OBJECTIVE
Reproduce every record below exactly as written, leaving out any pictures.

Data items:
┌──

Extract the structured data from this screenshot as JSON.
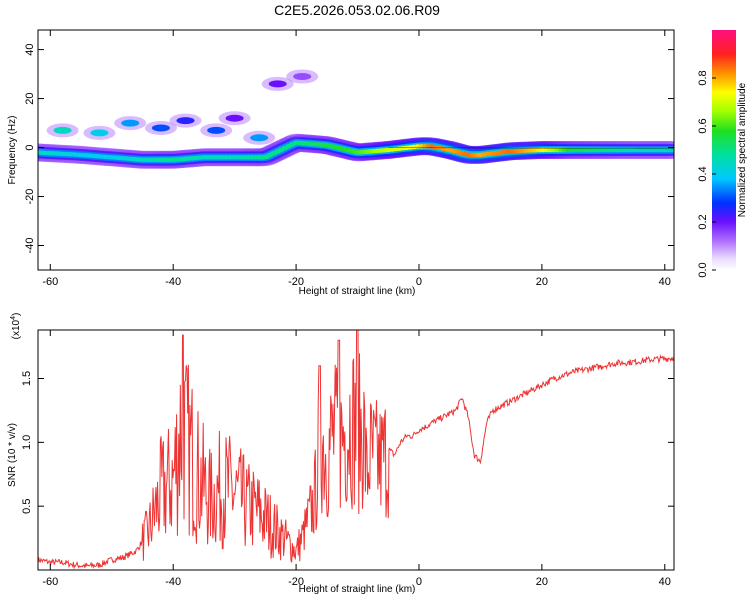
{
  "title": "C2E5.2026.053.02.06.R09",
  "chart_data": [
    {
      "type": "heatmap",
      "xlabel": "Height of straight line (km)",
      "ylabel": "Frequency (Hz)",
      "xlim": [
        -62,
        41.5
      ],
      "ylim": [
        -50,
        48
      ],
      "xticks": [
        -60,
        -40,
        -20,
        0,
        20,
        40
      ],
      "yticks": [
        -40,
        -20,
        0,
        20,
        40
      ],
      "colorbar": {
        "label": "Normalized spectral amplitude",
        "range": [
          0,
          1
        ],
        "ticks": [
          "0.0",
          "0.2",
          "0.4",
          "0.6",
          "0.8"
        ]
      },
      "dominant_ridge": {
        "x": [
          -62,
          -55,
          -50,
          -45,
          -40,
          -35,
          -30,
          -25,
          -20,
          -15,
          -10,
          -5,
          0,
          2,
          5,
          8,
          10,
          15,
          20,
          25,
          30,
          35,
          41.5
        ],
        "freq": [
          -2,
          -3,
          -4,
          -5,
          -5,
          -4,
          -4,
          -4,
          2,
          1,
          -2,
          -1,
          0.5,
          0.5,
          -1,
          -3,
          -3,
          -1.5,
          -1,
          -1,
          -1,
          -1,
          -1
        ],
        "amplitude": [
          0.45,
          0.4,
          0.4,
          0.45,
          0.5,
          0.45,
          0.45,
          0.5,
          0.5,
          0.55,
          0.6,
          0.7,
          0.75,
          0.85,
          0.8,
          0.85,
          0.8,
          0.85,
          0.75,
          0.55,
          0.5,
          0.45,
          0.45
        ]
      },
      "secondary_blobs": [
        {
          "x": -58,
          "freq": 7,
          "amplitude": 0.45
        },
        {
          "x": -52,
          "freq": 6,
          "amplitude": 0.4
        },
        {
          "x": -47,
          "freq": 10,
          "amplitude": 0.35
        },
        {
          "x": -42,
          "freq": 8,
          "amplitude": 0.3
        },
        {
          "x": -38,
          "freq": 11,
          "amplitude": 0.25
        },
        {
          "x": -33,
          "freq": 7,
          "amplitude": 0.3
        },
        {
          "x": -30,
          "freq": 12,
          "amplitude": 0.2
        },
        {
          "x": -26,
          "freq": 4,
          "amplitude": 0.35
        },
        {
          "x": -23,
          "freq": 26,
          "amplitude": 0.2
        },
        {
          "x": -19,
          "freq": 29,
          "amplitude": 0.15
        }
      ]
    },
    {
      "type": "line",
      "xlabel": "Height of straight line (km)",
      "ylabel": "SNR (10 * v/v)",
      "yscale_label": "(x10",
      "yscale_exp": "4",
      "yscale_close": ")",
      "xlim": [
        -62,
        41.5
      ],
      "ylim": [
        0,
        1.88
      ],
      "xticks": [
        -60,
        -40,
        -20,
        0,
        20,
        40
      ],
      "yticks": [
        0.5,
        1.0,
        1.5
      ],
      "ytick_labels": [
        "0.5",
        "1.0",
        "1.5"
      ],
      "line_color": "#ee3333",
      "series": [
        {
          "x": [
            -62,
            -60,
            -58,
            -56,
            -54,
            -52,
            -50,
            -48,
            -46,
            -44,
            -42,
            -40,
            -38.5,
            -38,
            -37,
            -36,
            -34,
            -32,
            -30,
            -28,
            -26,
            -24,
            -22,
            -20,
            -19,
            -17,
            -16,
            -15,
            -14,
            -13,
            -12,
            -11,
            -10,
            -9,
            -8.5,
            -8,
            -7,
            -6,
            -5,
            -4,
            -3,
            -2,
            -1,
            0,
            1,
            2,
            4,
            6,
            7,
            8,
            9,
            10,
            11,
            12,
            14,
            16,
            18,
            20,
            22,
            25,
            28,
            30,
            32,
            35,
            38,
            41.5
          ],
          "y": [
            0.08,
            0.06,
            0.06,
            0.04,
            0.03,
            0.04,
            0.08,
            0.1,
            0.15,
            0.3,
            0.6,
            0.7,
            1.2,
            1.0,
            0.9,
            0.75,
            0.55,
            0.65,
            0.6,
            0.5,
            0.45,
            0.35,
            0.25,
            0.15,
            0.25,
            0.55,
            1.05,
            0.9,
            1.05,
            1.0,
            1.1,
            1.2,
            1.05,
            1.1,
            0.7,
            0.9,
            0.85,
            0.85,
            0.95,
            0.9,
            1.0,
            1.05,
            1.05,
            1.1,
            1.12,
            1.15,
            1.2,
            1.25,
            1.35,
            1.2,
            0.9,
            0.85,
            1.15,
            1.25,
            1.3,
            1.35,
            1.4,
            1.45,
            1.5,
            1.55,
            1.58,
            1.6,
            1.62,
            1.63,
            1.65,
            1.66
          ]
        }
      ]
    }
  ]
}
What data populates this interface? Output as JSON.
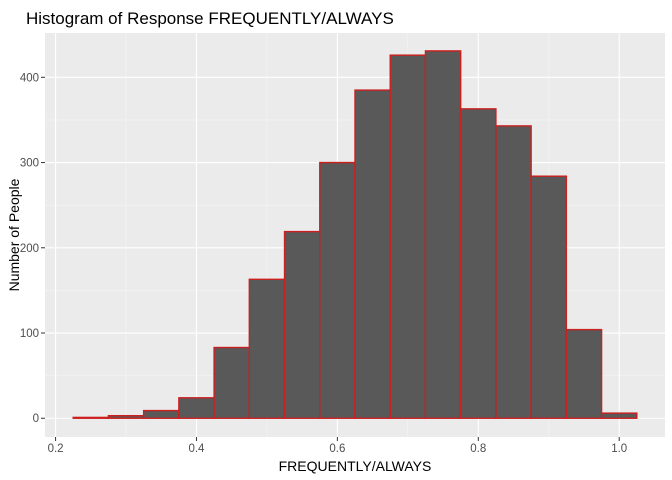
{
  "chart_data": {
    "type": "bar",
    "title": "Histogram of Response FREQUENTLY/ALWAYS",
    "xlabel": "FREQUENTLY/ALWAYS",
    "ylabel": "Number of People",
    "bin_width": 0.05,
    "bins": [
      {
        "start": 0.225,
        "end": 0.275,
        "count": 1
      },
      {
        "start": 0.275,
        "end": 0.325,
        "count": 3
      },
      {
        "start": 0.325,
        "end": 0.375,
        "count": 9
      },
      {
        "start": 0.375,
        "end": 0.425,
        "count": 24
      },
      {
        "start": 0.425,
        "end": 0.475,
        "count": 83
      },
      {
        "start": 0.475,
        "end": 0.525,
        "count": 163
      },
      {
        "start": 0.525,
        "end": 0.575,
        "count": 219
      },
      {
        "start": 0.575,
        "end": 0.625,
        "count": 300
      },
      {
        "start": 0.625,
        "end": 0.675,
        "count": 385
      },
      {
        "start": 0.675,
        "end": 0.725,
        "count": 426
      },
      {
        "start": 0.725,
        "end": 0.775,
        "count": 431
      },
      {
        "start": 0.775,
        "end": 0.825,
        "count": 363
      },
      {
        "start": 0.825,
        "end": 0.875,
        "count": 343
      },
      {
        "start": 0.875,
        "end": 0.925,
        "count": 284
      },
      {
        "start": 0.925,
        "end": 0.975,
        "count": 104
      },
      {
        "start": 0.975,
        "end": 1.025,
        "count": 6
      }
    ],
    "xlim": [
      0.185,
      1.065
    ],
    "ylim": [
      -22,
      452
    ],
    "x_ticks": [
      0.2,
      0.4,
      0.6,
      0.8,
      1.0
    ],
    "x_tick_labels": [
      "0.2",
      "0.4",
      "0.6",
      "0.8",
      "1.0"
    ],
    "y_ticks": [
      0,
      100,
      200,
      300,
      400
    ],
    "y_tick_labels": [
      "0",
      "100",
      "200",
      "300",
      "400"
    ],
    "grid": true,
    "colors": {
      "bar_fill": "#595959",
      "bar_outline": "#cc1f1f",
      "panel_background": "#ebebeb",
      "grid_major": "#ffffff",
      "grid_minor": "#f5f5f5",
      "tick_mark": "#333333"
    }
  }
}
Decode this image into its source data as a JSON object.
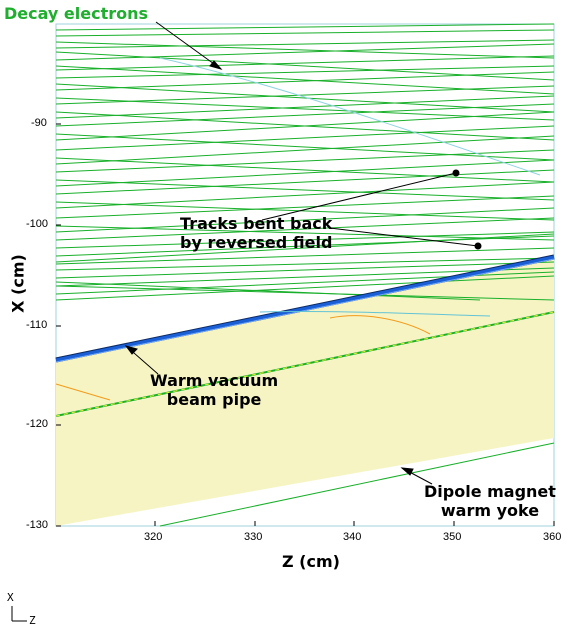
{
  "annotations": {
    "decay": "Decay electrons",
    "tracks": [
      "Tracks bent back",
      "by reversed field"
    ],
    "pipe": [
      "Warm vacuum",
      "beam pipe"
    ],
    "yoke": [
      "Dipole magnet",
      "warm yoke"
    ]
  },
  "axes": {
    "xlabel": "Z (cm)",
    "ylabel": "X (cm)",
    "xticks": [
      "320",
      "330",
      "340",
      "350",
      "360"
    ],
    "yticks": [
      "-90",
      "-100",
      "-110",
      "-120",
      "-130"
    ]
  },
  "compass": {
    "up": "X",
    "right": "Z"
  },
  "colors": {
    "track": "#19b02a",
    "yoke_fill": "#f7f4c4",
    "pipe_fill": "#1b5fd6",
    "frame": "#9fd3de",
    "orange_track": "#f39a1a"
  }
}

└──

SOLUTION TO THIS TASK
Extract the structured data from this screenshot as JSON.
{
  "title": "C2E5.2026.053.02.06.R09",
  "chart_data": [
    {
      "type": "heatmap",
      "xlabel": "Height of straight line (km)",
      "ylabel": "Frequency (Hz)",
      "xlim": [
        -62,
        41.5
      ],
      "ylim": [
        -50,
        48
      ],
      "xticks": [
        -60,
        -40,
        -20,
        0,
        20,
        40
      ],
      "yticks": [
        -40,
        -20,
        0,
        20,
        40
      ],
      "colorbar": {
        "label": "Normalized spectral amplitude",
        "range": [
          0,
          1
        ],
        "ticks": [
          "0.0",
          "0.2",
          "0.4",
          "0.6",
          "0.8"
        ]
      },
      "dominant_ridge": {
        "x": [
          -62,
          -55,
          -50,
          -45,
          -40,
          -35,
          -30,
          -25,
          -20,
          -15,
          -10,
          -5,
          0,
          2,
          5,
          8,
          10,
          15,
          20,
          25,
          30,
          35,
          41.5
        ],
        "freq": [
          -2,
          -3,
          -4,
          -5,
          -5,
          -4,
          -4,
          -4,
          2,
          1,
          -2,
          -1,
          0.5,
          0.5,
          -1,
          -3,
          -3,
          -1.5,
          -1,
          -1,
          -1,
          -1,
          -1
        ],
        "amplitude": [
          0.45,
          0.4,
          0.4,
          0.45,
          0.5,
          0.45,
          0.45,
          0.5,
          0.5,
          0.55,
          0.6,
          0.7,
          0.75,
          0.85,
          0.8,
          0.85,
          0.8,
          0.85,
          0.75,
          0.55,
          0.5,
          0.45,
          0.45
        ]
      },
      "secondary_blobs": [
        {
          "x": -58,
          "freq": 7,
          "amplitude": 0.45
        },
        {
          "x": -52,
          "freq": 6,
          "amplitude": 0.4
        },
        {
          "x": -47,
          "freq": 10,
          "amplitude": 0.35
        },
        {
          "x": -42,
          "freq": 8,
          "amplitude": 0.3
        },
        {
          "x": -38,
          "freq": 11,
          "amplitude": 0.25
        },
        {
          "x": -33,
          "freq": 7,
          "amplitude": 0.3
        },
        {
          "x": -30,
          "freq": 12,
          "amplitude": 0.2
        },
        {
          "x": -26,
          "freq": 4,
          "amplitude": 0.35
        },
        {
          "x": -23,
          "freq": 26,
          "amplitude": 0.2
        },
        {
          "x": -19,
          "freq": 29,
          "amplitude": 0.15
        }
      ]
    },
    {
      "type": "line",
      "xlabel": "Height of straight line (km)",
      "ylabel": "SNR (10 * v/v)",
      "yscale_label": "(x10",
      "yscale_exp": "4",
      "yscale_close": ")",
      "xlim": [
        -62,
        41.5
      ],
      "ylim": [
        0,
        1.88
      ],
      "xticks": [
        -60,
        -40,
        -20,
        0,
        20,
        40
      ],
      "yticks": [
        0.5,
        1.0,
        1.5
      ],
      "ytick_labels": [
        "0.5",
        "1.0",
        "1.5"
      ],
      "line_color": "#ee3333",
      "series": [
        {
          "x": [
            -62,
            -60,
            -58,
            -56,
            -54,
            -52,
            -50,
            -48,
            -46,
            -44,
            -42,
            -40,
            -38.5,
            -38,
            -37,
            -36,
            -34,
            -32,
            -30,
            -28,
            -26,
            -24,
            -22,
            -20,
            -19,
            -17,
            -16,
            -15,
            -14,
            -13,
            -12,
            -11,
            -10,
            -9,
            -8.5,
            -8,
            -7,
            -6,
            -5,
            -4,
            -3,
            -2,
            -1,
            0,
            1,
            2,
            4,
            6,
            7,
            8,
            9,
            10,
            11,
            12,
            14,
            16,
            18,
            20,
            22,
            25,
            28,
            30,
            32,
            35,
            38,
            41.5
          ],
          "y": [
            0.08,
            0.06,
            0.06,
            0.04,
            0.03,
            0.04,
            0.08,
            0.1,
            0.15,
            0.3,
            0.6,
            0.7,
            1.2,
            1.0,
            0.9,
            0.75,
            0.55,
            0.65,
            0.6,
            0.5,
            0.45,
            0.35,
            0.25,
            0.15,
            0.25,
            0.55,
            1.05,
            0.9,
            1.05,
            1.0,
            1.1,
            1.2,
            1.05,
            1.1,
            0.7,
            0.9,
            0.85,
            0.85,
            0.95,
            0.9,
            1.0,
            1.05,
            1.05,
            1.1,
            1.12,
            1.15,
            1.2,
            1.25,
            1.35,
            1.2,
            0.9,
            0.85,
            1.15,
            1.25,
            1.3,
            1.35,
            1.4,
            1.45,
            1.5,
            1.55,
            1.58,
            1.6,
            1.62,
            1.63,
            1.65,
            1.66
          ]
        }
      ]
    }
  ]
}
What data populates this interface? Output as JSON.
{
  "chart_data": {
    "type": "bar",
    "title": "Histogram of Response FREQUENTLY/ALWAYS",
    "xlabel": "FREQUENTLY/ALWAYS",
    "ylabel": "Number of People",
    "bin_width": 0.05,
    "bins": [
      {
        "start": 0.225,
        "end": 0.275,
        "count": 1
      },
      {
        "start": 0.275,
        "end": 0.325,
        "count": 3
      },
      {
        "start": 0.325,
        "end": 0.375,
        "count": 9
      },
      {
        "start": 0.375,
        "end": 0.425,
        "count": 24
      },
      {
        "start": 0.425,
        "end": 0.475,
        "count": 83
      },
      {
        "start": 0.475,
        "end": 0.525,
        "count": 163
      },
      {
        "start": 0.525,
        "end": 0.575,
        "count": 219
      },
      {
        "start": 0.575,
        "end": 0.625,
        "count": 300
      },
      {
        "start": 0.625,
        "end": 0.675,
        "count": 385
      },
      {
        "start": 0.675,
        "end": 0.725,
        "count": 426
      },
      {
        "start": 0.725,
        "end": 0.775,
        "count": 431
      },
      {
        "start": 0.775,
        "end": 0.825,
        "count": 363
      },
      {
        "start": 0.825,
        "end": 0.875,
        "count": 343
      },
      {
        "start": 0.875,
        "end": 0.925,
        "count": 284
      },
      {
        "start": 0.925,
        "end": 0.975,
        "count": 104
      },
      {
        "start": 0.975,
        "end": 1.025,
        "count": 6
      }
    ],
    "xlim": [
      0.185,
      1.065
    ],
    "ylim": [
      -22,
      452
    ],
    "x_ticks": [
      0.2,
      0.4,
      0.6,
      0.8,
      1.0
    ],
    "x_tick_labels": [
      "0.2",
      "0.4",
      "0.6",
      "0.8",
      "1.0"
    ],
    "y_ticks": [
      0,
      100,
      200,
      300,
      400
    ],
    "y_tick_labels": [
      "0",
      "100",
      "200",
      "300",
      "400"
    ],
    "grid": true,
    "colors": {
      "bar_fill": "#595959",
      "bar_outline": "#cc1f1f",
      "panel_background": "#ebebeb",
      "grid_major": "#ffffff",
      "grid_minor": "#f5f5f5",
      "tick_mark": "#333333"
    }
  }
}
Decode this image into its source data as a JSON object.
{
  "annotations": {
    "decay": "Decay electrons",
    "tracks": [
      "Tracks bent back",
      "by reversed field"
    ],
    "pipe": [
      "Warm vacuum",
      "beam pipe"
    ],
    "yoke": [
      "Dipole magnet",
      "warm yoke"
    ]
  },
  "axes": {
    "xlabel": "Z (cm)",
    "ylabel": "X (cm)",
    "xticks": [
      "320",
      "330",
      "340",
      "350",
      "360"
    ],
    "yticks": [
      "-90",
      "-100",
      "-110",
      "-120",
      "-130"
    ]
  },
  "compass": {
    "up": "X",
    "right": "Z"
  },
  "colors": {
    "track": "#19b02a",
    "yoke_fill": "#f7f4c4",
    "pipe_fill": "#1b5fd6",
    "frame": "#9fd3de",
    "orange_track": "#f39a1a"
  }
}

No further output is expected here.